Exercise description:
Transcribe the listing below word for word.

Exercise data:
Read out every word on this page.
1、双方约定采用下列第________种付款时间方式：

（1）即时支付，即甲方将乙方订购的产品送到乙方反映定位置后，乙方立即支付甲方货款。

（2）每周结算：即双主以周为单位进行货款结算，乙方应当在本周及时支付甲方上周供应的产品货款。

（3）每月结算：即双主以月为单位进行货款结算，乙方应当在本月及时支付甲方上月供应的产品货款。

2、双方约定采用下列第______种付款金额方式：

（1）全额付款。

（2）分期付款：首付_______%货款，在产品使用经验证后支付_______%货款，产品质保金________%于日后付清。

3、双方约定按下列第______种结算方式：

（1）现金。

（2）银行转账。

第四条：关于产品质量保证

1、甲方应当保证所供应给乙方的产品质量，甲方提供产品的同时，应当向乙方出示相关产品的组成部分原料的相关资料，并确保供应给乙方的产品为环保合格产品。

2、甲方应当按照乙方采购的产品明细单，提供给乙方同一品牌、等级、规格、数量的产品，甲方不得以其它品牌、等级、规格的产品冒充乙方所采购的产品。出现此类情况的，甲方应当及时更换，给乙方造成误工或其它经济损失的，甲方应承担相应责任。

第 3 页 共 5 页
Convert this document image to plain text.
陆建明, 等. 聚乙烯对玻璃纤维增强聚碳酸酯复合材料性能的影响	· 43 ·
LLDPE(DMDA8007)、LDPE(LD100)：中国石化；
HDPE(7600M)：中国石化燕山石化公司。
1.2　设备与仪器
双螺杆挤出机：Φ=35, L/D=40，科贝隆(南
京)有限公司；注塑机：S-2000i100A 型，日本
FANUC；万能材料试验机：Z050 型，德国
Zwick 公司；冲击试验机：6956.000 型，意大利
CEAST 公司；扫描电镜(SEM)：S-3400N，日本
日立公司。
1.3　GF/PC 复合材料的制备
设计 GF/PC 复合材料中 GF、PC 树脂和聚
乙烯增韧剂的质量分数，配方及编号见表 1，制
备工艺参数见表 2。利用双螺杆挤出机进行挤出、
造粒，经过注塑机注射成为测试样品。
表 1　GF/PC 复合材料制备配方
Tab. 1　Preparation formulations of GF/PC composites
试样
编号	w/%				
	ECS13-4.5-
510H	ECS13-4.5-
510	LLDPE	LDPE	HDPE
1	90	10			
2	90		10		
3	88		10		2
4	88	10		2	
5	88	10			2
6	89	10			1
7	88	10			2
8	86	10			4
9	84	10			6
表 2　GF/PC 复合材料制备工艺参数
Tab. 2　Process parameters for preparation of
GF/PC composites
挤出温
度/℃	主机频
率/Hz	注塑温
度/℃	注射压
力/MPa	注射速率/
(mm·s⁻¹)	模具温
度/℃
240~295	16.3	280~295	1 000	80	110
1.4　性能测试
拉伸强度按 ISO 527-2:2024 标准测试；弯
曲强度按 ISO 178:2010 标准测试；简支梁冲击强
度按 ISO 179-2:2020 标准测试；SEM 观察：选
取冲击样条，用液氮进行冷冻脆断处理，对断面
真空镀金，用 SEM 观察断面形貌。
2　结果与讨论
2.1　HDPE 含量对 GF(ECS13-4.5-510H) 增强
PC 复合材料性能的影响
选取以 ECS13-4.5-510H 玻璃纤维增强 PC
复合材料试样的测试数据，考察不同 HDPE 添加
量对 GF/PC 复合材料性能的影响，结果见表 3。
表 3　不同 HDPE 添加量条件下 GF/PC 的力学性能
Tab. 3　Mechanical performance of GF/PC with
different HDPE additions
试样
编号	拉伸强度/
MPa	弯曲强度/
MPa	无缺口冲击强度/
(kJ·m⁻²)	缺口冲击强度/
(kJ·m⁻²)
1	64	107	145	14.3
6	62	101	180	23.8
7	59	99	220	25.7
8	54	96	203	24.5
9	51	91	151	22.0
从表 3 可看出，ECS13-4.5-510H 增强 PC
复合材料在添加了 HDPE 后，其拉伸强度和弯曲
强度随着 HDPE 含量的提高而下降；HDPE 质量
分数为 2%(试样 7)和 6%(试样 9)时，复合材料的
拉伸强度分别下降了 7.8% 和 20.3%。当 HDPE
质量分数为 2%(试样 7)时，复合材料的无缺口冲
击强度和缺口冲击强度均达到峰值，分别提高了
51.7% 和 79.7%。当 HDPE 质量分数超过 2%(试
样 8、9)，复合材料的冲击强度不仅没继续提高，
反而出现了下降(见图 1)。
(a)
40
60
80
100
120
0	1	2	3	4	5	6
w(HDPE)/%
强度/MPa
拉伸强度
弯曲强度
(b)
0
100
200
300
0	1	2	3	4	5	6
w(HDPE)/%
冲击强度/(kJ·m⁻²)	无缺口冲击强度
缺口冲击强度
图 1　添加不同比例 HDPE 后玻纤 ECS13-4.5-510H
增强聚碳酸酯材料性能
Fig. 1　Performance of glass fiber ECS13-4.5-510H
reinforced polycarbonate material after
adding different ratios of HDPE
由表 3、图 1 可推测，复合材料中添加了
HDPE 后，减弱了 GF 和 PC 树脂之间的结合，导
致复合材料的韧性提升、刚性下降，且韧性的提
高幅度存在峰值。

Correct result:
Read out every word on this page.
1、双方约定采用下列第________种付款时间方式：

（1）即时支付，即甲方将乙方订购的产品送到乙方反映定位置后，乙方立即支付甲方货款。

（2）每周结算：即双主以周为单位进行货款结算，乙方应当在本周及时支付甲方上周供应的产品货款。

（3）每月结算：即双主以月为单位进行货款结算，乙方应当在本月及时支付甲方上月供应的产品货款。

2、双方约定采用下列第______种付款金额方式：

（1）全额付款。

（2）分期付款：首付_______%货款，在产品使用经验证后支付_______%货款，产品质保金________%于日后付清。

3、双方约定按下列第______种结算方式：

（1）现金。

（2）银行转账。

第四条：关于产品质量保证

1、甲方应当保证所供应给乙方的产品质量，甲方提供产品的同时，应当向乙方出示相关产品的组成部分原料的相关资料，并确保供应给乙方的产品为环保合格产品。

2、甲方应当按照乙方采购的产品明细单，提供给乙方同一品牌、等级、规格、数量的产品，甲方不得以其它品牌、等级、规格的产品冒充乙方所采购的产品。出现此类情况的，甲方应当及时更换，给乙方造成误工或其它经济损失的，甲方应承担相应责任。

第 3 页 共 5 页
Convert this document image to plain text.
陆建明, 等. 聚乙烯对玻璃纤维增强聚碳酸酯复合材料性能的影响	· 43 ·
LLDPE(DMDA8007)、LDPE(LD100)：中国石化；
HDPE(7600M)：中国石化燕山石化公司。
1.2　设备与仪器
双螺杆挤出机：Φ=35, L/D=40，科贝隆(南
京)有限公司；注塑机：S-2000i100A 型，日本
FANUC；万能材料试验机：Z050 型，德国
Zwick 公司；冲击试验机：6956.000 型，意大利
CEAST 公司；扫描电镜(SEM)：S-3400N，日本
日立公司。
1.3　GF/PC 复合材料的制备
设计 GF/PC 复合材料中 GF、PC 树脂和聚
乙烯增韧剂的质量分数，配方及编号见表 1，制
备工艺参数见表 2。利用双螺杆挤出机进行挤出、
造粒，经过注塑机注射成为测试样品。
表 1　GF/PC 复合材料制备配方
Tab. 1　Preparation formulations of GF/PC composites
试样
编号	w/%				
	ECS13-4.5-
510H	ECS13-4.5-
510	LLDPE	LDPE	HDPE
1	90	10			
2	90		10		
3	88		10		2
4	88	10		2	
5	88	10			2
6	89	10			1
7	88	10			2
8	86	10			4
9	84	10			6
表 2　GF/PC 复合材料制备工艺参数
Tab. 2　Process parameters for preparation of
GF/PC composites
挤出温
度/℃	主机频
率/Hz	注塑温
度/℃	注射压
力/MPa	注射速率/
(mm·s⁻¹)	模具温
度/℃
240~295	16.3	280~295	1 000	80	110
1.4　性能测试
拉伸强度按 ISO 527-2:2024 标准测试；弯
曲强度按 ISO 178:2010 标准测试；简支梁冲击强
度按 ISO 179-2:2020 标准测试；SEM 观察：选
取冲击样条，用液氮进行冷冻脆断处理，对断面
真空镀金，用 SEM 观察断面形貌。
2　结果与讨论
2.1　HDPE 含量对 GF(ECS13-4.5-510H) 增强
PC 复合材料性能的影响
选取以 ECS13-4.5-510H 玻璃纤维增强 PC
复合材料试样的测试数据，考察不同 HDPE 添加
量对 GF/PC 复合材料性能的影响，结果见表 3。
表 3　不同 HDPE 添加量条件下 GF/PC 的力学性能
Tab. 3　Mechanical performance of GF/PC with
different HDPE additions
试样
编号	拉伸强度/
MPa	弯曲强度/
MPa	无缺口冲击强度/
(kJ·m⁻²)	缺口冲击强度/
(kJ·m⁻²)
1	64	107	145	14.3
6	62	101	180	23.8
7	59	99	220	25.7
8	54	96	203	24.5
9	51	91	151	22.0
从表 3 可看出，ECS13-4.5-510H 增强 PC
复合材料在添加了 HDPE 后，其拉伸强度和弯曲
强度随着 HDPE 含量的提高而下降；HDPE 质量
分数为 2%(试样 7)和 6%(试样 9)时，复合材料的
拉伸强度分别下降了 7.8% 和 20.3%。当 HDPE
质量分数为 2%(试样 7)时，复合材料的无缺口冲
击强度和缺口冲击强度均达到峰值，分别提高了
51.7% 和 79.7%。当 HDPE 质量分数超过 2%(试
样 8、9)，复合材料的冲击强度不仅没继续提高，
反而出现了下降(见图 1)。
(a)
40
60
80
100
120
0	1	2	3	4	5	6
w(HDPE)/%
强度/MPa
拉伸强度
弯曲强度
(b)
0
100
200
300
0	1	2	3	4	5	6
w(HDPE)/%
冲击强度/(kJ·m⁻²)	无缺口冲击强度
缺口冲击强度
图 1　添加不同比例 HDPE 后玻纤 ECS13-4.5-510H
增强聚碳酸酯材料性能
Fig. 1　Performance of glass fiber ECS13-4.5-510H
reinforced polycarbonate material after
adding different ratios of HDPE
由表 3、图 1 可推测，复合材料中添加了
HDPE 后，减弱了 GF 和 PC 树脂之间的结合，导
致复合材料的韧性提升、刚性下降，且韧性的提
高幅度存在峰值。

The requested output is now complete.